● Problem description: Copy each line of the data below with the word "Give".
━━━━━ Dataset
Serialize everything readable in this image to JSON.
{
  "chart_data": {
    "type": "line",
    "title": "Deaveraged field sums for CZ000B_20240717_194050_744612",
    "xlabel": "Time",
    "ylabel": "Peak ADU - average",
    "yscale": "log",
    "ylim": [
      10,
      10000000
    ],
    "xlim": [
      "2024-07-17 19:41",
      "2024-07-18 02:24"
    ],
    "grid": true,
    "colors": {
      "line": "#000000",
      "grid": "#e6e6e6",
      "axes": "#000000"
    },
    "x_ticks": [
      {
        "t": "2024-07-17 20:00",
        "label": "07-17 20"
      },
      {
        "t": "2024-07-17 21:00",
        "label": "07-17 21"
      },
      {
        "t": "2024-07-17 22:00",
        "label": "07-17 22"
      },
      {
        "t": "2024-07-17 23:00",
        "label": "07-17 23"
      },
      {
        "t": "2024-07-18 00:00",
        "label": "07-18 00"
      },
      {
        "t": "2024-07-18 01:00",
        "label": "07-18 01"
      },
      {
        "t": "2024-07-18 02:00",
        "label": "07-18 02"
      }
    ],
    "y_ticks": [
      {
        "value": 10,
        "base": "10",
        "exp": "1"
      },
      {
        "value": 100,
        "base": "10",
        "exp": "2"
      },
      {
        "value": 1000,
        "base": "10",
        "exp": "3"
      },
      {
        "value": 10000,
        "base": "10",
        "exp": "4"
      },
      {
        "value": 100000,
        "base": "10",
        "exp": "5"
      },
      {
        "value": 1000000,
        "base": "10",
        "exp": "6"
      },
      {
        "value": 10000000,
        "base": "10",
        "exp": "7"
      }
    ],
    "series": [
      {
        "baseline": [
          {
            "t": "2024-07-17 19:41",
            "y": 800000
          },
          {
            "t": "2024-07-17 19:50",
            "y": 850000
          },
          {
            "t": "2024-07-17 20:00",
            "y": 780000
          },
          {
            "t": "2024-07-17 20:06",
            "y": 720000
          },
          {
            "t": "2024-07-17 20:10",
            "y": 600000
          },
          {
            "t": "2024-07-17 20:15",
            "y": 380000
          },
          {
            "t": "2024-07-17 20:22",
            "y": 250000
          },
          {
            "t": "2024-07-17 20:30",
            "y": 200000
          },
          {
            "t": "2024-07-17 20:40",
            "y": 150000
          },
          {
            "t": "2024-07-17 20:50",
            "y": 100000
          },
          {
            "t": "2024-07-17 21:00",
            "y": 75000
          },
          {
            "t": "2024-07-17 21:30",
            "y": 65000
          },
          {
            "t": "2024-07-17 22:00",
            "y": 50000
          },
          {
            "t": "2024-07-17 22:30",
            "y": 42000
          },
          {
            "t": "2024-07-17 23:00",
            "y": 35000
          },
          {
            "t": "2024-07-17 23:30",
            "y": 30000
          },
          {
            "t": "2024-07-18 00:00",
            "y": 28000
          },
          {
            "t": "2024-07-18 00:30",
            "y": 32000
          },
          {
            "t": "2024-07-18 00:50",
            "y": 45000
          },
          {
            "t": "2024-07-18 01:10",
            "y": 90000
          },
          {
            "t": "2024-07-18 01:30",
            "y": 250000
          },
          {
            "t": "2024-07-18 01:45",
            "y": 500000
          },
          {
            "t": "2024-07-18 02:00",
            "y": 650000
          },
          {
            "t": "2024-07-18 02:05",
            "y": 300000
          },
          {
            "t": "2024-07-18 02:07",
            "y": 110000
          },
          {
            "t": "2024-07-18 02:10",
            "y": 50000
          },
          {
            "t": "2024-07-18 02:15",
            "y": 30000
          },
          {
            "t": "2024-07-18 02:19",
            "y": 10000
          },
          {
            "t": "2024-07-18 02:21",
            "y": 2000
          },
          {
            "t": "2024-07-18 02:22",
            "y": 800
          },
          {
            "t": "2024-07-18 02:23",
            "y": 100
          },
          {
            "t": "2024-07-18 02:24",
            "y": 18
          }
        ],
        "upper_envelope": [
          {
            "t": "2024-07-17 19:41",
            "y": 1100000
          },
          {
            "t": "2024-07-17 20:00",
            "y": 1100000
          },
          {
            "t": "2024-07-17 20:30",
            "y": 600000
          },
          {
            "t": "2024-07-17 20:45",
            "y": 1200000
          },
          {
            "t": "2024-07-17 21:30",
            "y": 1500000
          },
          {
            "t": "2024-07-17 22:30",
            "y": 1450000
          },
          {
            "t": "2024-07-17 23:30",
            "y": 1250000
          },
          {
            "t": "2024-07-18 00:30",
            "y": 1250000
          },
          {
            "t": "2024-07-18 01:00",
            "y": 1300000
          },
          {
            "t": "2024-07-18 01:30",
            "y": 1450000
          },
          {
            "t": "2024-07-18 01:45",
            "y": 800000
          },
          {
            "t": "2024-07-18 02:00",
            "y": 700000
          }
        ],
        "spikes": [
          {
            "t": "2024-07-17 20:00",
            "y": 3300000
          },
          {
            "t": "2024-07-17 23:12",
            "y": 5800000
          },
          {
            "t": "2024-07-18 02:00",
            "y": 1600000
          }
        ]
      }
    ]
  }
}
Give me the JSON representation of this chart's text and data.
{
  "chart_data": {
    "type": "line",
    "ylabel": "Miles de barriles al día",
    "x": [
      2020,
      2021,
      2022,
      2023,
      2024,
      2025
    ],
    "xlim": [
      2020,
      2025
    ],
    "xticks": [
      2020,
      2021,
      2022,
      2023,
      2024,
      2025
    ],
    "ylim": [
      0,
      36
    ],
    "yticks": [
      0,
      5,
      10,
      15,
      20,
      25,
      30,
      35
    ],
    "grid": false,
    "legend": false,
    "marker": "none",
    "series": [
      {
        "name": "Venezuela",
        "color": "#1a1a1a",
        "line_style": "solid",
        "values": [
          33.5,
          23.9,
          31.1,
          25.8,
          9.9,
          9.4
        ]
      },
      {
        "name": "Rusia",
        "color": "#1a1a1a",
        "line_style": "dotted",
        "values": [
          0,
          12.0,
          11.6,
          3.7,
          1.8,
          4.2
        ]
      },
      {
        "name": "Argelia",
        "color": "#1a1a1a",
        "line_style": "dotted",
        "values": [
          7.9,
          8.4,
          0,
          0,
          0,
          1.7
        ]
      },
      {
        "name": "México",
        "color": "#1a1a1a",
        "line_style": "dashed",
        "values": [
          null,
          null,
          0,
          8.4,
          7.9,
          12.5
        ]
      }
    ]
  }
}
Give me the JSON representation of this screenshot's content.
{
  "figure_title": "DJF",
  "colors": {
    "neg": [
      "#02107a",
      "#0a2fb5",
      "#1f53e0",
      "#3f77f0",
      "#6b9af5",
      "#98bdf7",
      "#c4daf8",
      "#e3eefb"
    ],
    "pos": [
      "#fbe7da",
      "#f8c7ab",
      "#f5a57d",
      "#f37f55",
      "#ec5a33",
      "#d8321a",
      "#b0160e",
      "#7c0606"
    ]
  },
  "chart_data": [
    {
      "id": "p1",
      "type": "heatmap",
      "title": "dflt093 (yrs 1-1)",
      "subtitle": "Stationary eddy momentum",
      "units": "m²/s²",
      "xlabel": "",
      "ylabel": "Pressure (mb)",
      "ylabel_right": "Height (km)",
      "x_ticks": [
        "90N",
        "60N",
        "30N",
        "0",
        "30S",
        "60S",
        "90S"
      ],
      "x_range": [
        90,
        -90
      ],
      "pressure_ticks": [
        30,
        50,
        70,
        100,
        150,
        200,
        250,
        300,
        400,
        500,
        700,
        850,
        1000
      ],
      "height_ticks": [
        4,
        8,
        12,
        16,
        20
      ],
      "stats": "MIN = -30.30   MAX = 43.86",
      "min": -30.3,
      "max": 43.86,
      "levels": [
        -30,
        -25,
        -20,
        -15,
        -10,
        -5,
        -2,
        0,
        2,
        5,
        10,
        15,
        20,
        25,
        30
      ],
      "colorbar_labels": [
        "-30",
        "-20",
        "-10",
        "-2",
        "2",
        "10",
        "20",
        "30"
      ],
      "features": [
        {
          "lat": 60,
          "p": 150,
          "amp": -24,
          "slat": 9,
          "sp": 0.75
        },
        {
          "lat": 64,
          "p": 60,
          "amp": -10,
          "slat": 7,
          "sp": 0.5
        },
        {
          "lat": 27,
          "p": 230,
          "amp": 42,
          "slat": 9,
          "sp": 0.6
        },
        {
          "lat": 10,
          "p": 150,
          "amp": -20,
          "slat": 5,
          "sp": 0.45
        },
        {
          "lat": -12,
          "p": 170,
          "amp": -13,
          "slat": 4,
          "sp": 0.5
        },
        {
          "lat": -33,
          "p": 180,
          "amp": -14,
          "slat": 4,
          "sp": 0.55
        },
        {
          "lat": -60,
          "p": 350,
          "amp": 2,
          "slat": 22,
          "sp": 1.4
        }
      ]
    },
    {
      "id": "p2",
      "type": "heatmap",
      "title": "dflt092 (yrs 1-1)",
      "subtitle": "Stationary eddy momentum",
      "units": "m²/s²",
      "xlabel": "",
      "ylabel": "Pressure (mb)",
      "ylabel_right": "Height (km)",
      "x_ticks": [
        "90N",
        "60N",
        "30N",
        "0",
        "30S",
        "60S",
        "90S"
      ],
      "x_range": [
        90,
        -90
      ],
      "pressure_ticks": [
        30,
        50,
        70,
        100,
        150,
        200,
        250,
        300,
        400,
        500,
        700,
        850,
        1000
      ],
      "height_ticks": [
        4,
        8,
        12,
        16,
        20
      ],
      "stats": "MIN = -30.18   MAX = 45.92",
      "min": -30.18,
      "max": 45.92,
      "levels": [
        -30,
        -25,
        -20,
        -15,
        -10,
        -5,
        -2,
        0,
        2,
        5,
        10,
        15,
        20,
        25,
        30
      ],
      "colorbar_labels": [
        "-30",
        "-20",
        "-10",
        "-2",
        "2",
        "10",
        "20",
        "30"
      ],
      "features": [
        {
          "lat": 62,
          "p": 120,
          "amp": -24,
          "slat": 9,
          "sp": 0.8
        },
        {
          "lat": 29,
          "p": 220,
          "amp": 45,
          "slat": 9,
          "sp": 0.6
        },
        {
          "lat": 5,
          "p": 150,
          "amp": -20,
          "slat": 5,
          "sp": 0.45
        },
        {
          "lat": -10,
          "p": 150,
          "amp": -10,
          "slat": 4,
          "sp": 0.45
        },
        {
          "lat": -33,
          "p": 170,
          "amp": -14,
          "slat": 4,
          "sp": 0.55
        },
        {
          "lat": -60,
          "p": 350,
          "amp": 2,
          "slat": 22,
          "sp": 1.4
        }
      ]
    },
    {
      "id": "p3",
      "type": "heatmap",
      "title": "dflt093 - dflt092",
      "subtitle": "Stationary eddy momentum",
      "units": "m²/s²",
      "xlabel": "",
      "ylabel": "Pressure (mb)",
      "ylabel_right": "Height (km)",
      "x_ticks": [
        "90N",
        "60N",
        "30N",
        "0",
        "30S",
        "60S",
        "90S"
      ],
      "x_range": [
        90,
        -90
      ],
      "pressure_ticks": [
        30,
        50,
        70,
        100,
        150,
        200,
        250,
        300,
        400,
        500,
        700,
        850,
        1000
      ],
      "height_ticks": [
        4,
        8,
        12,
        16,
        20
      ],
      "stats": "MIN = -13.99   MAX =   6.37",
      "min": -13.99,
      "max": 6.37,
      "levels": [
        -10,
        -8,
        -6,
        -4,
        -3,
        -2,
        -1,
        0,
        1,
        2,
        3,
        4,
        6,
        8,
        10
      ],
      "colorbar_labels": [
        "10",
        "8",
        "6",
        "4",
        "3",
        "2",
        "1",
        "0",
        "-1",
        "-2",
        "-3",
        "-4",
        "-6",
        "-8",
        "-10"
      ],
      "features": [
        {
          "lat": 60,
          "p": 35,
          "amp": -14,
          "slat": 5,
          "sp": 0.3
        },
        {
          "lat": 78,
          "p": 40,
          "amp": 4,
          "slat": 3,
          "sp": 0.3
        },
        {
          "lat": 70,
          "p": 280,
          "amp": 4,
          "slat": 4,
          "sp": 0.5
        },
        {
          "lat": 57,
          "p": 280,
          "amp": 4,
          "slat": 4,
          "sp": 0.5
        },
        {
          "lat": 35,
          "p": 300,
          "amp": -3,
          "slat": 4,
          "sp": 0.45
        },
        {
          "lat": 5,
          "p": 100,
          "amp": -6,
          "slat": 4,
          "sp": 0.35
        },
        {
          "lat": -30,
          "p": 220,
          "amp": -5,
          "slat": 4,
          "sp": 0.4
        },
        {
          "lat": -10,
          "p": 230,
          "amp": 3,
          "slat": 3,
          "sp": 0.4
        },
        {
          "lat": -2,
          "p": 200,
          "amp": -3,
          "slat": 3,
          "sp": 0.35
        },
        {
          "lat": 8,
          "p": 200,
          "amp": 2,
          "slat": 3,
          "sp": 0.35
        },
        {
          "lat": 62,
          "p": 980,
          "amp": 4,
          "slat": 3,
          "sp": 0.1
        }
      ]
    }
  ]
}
━━━━━━━━━━
● Solution to this problem:
Give me the JSON representation of this chart's text and data.
Give me the JSON representation of this screenshot's content.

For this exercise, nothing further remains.